Stored entries
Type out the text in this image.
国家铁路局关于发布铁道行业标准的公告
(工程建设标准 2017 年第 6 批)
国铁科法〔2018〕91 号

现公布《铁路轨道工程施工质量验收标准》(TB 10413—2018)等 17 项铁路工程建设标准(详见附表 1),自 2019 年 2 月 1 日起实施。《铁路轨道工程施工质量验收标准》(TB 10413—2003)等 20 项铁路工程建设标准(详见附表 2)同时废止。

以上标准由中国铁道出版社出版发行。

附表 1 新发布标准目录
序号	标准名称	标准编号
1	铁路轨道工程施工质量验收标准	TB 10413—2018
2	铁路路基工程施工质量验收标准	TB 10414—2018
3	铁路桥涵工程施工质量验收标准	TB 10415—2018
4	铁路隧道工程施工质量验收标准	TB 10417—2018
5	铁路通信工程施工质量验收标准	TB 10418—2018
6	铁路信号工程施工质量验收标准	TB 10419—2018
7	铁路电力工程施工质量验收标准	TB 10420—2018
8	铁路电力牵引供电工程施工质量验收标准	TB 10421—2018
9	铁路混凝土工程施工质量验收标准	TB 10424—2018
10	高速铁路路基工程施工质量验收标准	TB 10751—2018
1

DIRECTION - Scan the data for the word "铁路轨道工程施工质量验收标准" and copy every line where it shows up.

FINISHED EXERCISE -
现公布《铁路轨道工程施工质量验收标准》(TB 10413—2018)等 17 项铁路工程建设标准(详见附表 1),自 2019 年 2 月 1 日起实施。《铁路轨道工程施工质量验收标准》(TB 10413—2003)等 20 项铁路工程建设标准(详见附表 2)同时废止。
1	铁路轨道工程施工质量验收标准	TB 10413—2018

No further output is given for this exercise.